*Material shown*.
================================
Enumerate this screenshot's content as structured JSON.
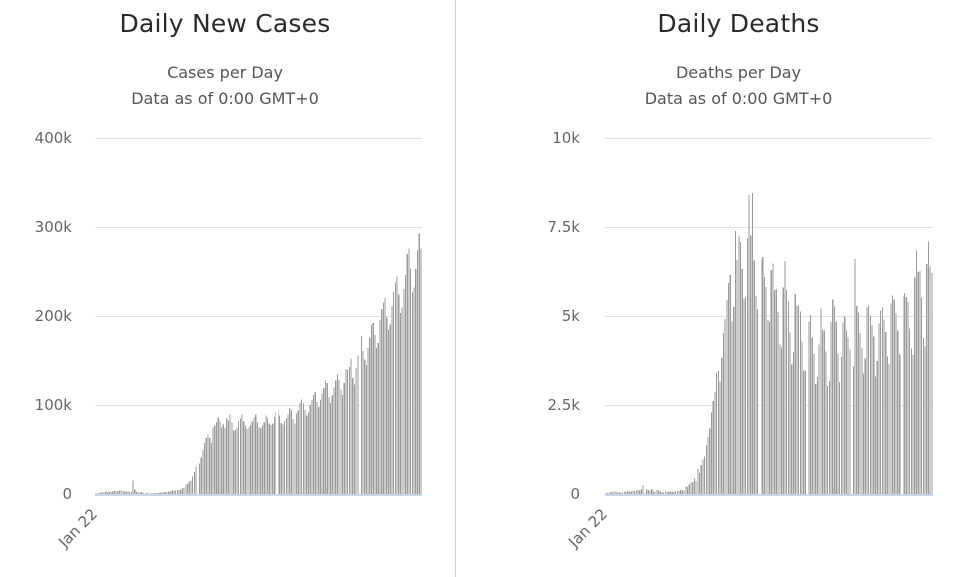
{
  "colors": {
    "bar": "#9a9a9a",
    "grid": "#b4b4b4",
    "baseline": "#c7d7ec",
    "divider": "#cccccc",
    "title_text": "#2a2a2a",
    "subtitle_text": "#555555",
    "axis_text": "#666666"
  },
  "chart_data": [
    {
      "type": "bar",
      "title": "Daily New Cases",
      "subtitle": [
        "Cases per Day",
        "Data as of 0:00 GMT+0"
      ],
      "xtick_labels": [
        "Jan 22"
      ],
      "ytick_labels": [
        "0",
        "100k",
        "200k",
        "300k",
        "400k"
      ],
      "ylim": [
        0,
        400000
      ],
      "grid": "on",
      "legend": "none",
      "values": [
        500,
        600,
        900,
        1800,
        1500,
        1800,
        2600,
        1800,
        2000,
        2600,
        2800,
        3200,
        3000,
        3400,
        3900,
        3700,
        3400,
        2700,
        3000,
        2600,
        2100,
        2100,
        15200,
        5100,
        2700,
        2200,
        2100,
        2000,
        900,
        600,
        900,
        600,
        500,
        700,
        800,
        1000,
        1300,
        1400,
        1800,
        1800,
        2000,
        2300,
        2500,
        2600,
        2900,
        3700,
        3900,
        4000,
        4300,
        4600,
        5300,
        6700,
        7500,
        10900,
        11000,
        13900,
        15400,
        19700,
        24900,
        30600,
        32800,
        34000,
        40800,
        49200,
        57500,
        63200,
        66600,
        63200,
        57300,
        74700,
        76900,
        80700,
        86000,
        82100,
        74700,
        78000,
        74000,
        85000,
        82000,
        89600,
        80200,
        71100,
        71700,
        74300,
        82300,
        84600,
        89100,
        81600,
        76200,
        73100,
        75300,
        77800,
        81200,
        85900,
        89300,
        80500,
        75100,
        74400,
        77100,
        80100,
        88300,
        86200,
        79400,
        77500,
        79200,
        86500,
        91900,
        94500,
        88100,
        79800,
        77900,
        82100,
        84900,
        89200,
        95900,
        93800,
        84500,
        79100,
        90700,
        94100,
        102100,
        106000,
        101500,
        94200,
        88300,
        91800,
        99900,
        105400,
        111200,
        114400,
        103100,
        98000,
        105600,
        112800,
        119200,
        127300,
        124900,
        108900,
        102000,
        110700,
        119500,
        127800,
        134100,
        128900,
        117500,
        111100,
        124800,
        140600,
        139200,
        142600,
        152400,
        130400,
        122900,
        141500,
        155400,
        167200,
        177300,
        160800,
        151400,
        145200,
        163900,
        175800,
        189700,
        192200,
        178500,
        164000,
        169400,
        195700,
        207800,
        215100,
        220200,
        198600,
        184400,
        190400,
        211300,
        226800,
        237900,
        244400,
        224000,
        203400,
        209600,
        230500,
        246000,
        269800,
        275700,
        253600,
        226300,
        231800,
        252800,
        273400,
        292500,
        276000
      ]
    },
    {
      "type": "bar",
      "title": "Daily Deaths",
      "subtitle": [
        "Deaths per Day",
        "Data as of 0:00 GMT+0"
      ],
      "xtick_labels": [
        "Jan 22"
      ],
      "ytick_labels": [
        "0",
        "2.5k",
        "5k",
        "7.5k",
        "10k"
      ],
      "ylim": [
        0,
        10000
      ],
      "grid": "on",
      "legend": "none",
      "values": [
        17,
        25,
        26,
        56,
        49,
        64,
        66,
        38,
        43,
        46,
        45,
        58,
        64,
        66,
        73,
        73,
        86,
        89,
        97,
        108,
        97,
        146,
        254,
        13,
        143,
        106,
        98,
        136,
        71,
        52,
        106,
        98,
        71,
        52,
        45,
        60,
        57,
        64,
        68,
        58,
        66,
        72,
        84,
        80,
        106,
        102,
        95,
        229,
        202,
        271,
        330,
        341,
        433,
        370,
        699,
        593,
        815,
        963,
        1058,
        1381,
        1598,
        1840,
        2287,
        2613,
        2866,
        3419,
        3456,
        3163,
        3823,
        4525,
        4916,
        5453,
        5929,
        6150,
        4846,
        5254,
        7382,
        6568,
        7268,
        7074,
        6320,
        5482,
        5521,
        7183,
        8404,
        7267,
        8459,
        6562,
        5559,
        5201,
        7118,
        6582,
        6662,
        6096,
        5815,
        4881,
        4826,
        6286,
        6479,
        5731,
        5749,
        5118,
        4194,
        4116,
        5804,
        6549,
        5728,
        5404,
        4539,
        3631,
        3989,
        5624,
        5282,
        5294,
        5130,
        4288,
        3473,
        3453,
        4697,
        4841,
        5023,
        4401,
        3926,
        3090,
        3282,
        4199,
        5212,
        4611,
        4599,
        4002,
        3036,
        3181,
        4836,
        5463,
        5273,
        4848,
        3952,
        3146,
        3849,
        4817,
        4985,
        4590,
        4395,
        4061,
        3370,
        3577,
        6602,
        5285,
        5099,
        4523,
        4105,
        3381,
        3813,
        5234,
        5296,
        5021,
        4745,
        4420,
        3294,
        3743,
        4789,
        5156,
        5245,
        4900,
        4544,
        3862,
        3655,
        5357,
        5580,
        5463,
        5075,
        4596,
        3927,
        3892,
        5574,
        5651,
        5536,
        5391,
        4642,
        4089,
        3909,
        6084,
        6840,
        6231,
        6263,
        5525,
        4383,
        4164,
        6462,
        7096,
        6394,
        6205
      ]
    }
  ]
}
================================
*Short exercise*. Make an exact copy of the listing above. Do not include the pictures.

*Written response*.
Enumerate this screenshot's content as structured JSON.
{
  "colors": {
    "bar": "#9a9a9a",
    "grid": "#b4b4b4",
    "baseline": "#c7d7ec",
    "divider": "#cccccc",
    "title_text": "#2a2a2a",
    "subtitle_text": "#555555",
    "axis_text": "#666666"
  },
  "chart_data": [
    {
      "type": "bar",
      "title": "Daily New Cases",
      "subtitle": [
        "Cases per Day",
        "Data as of 0:00 GMT+0"
      ],
      "xtick_labels": [
        "Jan 22"
      ],
      "ytick_labels": [
        "0",
        "100k",
        "200k",
        "300k",
        "400k"
      ],
      "ylim": [
        0,
        400000
      ],
      "grid": "on",
      "legend": "none",
      "values": [
        500,
        600,
        900,
        1800,
        1500,
        1800,
        2600,
        1800,
        2000,
        2600,
        2800,
        3200,
        3000,
        3400,
        3900,
        3700,
        3400,
        2700,
        3000,
        2600,
        2100,
        2100,
        15200,
        5100,
        2700,
        2200,
        2100,
        2000,
        900,
        600,
        900,
        600,
        500,
        700,
        800,
        1000,
        1300,
        1400,
        1800,
        1800,
        2000,
        2300,
        2500,
        2600,
        2900,
        3700,
        3900,
        4000,
        4300,
        4600,
        5300,
        6700,
        7500,
        10900,
        11000,
        13900,
        15400,
        19700,
        24900,
        30600,
        32800,
        34000,
        40800,
        49200,
        57500,
        63200,
        66600,
        63200,
        57300,
        74700,
        76900,
        80700,
        86000,
        82100,
        74700,
        78000,
        74000,
        85000,
        82000,
        89600,
        80200,
        71100,
        71700,
        74300,
        82300,
        84600,
        89100,
        81600,
        76200,
        73100,
        75300,
        77800,
        81200,
        85900,
        89300,
        80500,
        75100,
        74400,
        77100,
        80100,
        88300,
        86200,
        79400,
        77500,
        79200,
        86500,
        91900,
        94500,
        88100,
        79800,
        77900,
        82100,
        84900,
        89200,
        95900,
        93800,
        84500,
        79100,
        90700,
        94100,
        102100,
        106000,
        101500,
        94200,
        88300,
        91800,
        99900,
        105400,
        111200,
        114400,
        103100,
        98000,
        105600,
        112800,
        119200,
        127300,
        124900,
        108900,
        102000,
        110700,
        119500,
        127800,
        134100,
        128900,
        117500,
        111100,
        124800,
        140600,
        139200,
        142600,
        152400,
        130400,
        122900,
        141500,
        155400,
        167200,
        177300,
        160800,
        151400,
        145200,
        163900,
        175800,
        189700,
        192200,
        178500,
        164000,
        169400,
        195700,
        207800,
        215100,
        220200,
        198600,
        184400,
        190400,
        211300,
        226800,
        237900,
        244400,
        224000,
        203400,
        209600,
        230500,
        246000,
        269800,
        275700,
        253600,
        226300,
        231800,
        252800,
        273400,
        292500,
        276000
      ]
    },
    {
      "type": "bar",
      "title": "Daily Deaths",
      "subtitle": [
        "Deaths per Day",
        "Data as of 0:00 GMT+0"
      ],
      "xtick_labels": [
        "Jan 22"
      ],
      "ytick_labels": [
        "0",
        "2.5k",
        "5k",
        "7.5k",
        "10k"
      ],
      "ylim": [
        0,
        10000
      ],
      "grid": "on",
      "legend": "none",
      "values": [
        17,
        25,
        26,
        56,
        49,
        64,
        66,
        38,
        43,
        46,
        45,
        58,
        64,
        66,
        73,
        73,
        86,
        89,
        97,
        108,
        97,
        146,
        254,
        13,
        143,
        106,
        98,
        136,
        71,
        52,
        106,
        98,
        71,
        52,
        45,
        60,
        57,
        64,
        68,
        58,
        66,
        72,
        84,
        80,
        106,
        102,
        95,
        229,
        202,
        271,
        330,
        341,
        433,
        370,
        699,
        593,
        815,
        963,
        1058,
        1381,
        1598,
        1840,
        2287,
        2613,
        2866,
        3419,
        3456,
        3163,
        3823,
        4525,
        4916,
        5453,
        5929,
        6150,
        4846,
        5254,
        7382,
        6568,
        7268,
        7074,
        6320,
        5482,
        5521,
        7183,
        8404,
        7267,
        8459,
        6562,
        5559,
        5201,
        7118,
        6582,
        6662,
        6096,
        5815,
        4881,
        4826,
        6286,
        6479,
        5731,
        5749,
        5118,
        4194,
        4116,
        5804,
        6549,
        5728,
        5404,
        4539,
        3631,
        3989,
        5624,
        5282,
        5294,
        5130,
        4288,
        3473,
        3453,
        4697,
        4841,
        5023,
        4401,
        3926,
        3090,
        3282,
        4199,
        5212,
        4611,
        4599,
        4002,
        3036,
        3181,
        4836,
        5463,
        5273,
        4848,
        3952,
        3146,
        3849,
        4817,
        4985,
        4590,
        4395,
        4061,
        3370,
        3577,
        6602,
        5285,
        5099,
        4523,
        4105,
        3381,
        3813,
        5234,
        5296,
        5021,
        4745,
        4420,
        3294,
        3743,
        4789,
        5156,
        5245,
        4900,
        4544,
        3862,
        3655,
        5357,
        5580,
        5463,
        5075,
        4596,
        3927,
        3892,
        5574,
        5651,
        5536,
        5391,
        4642,
        4089,
        3909,
        6084,
        6840,
        6231,
        6263,
        5525,
        4383,
        4164,
        6462,
        7096,
        6394,
        6205
      ]
    }
  ]
}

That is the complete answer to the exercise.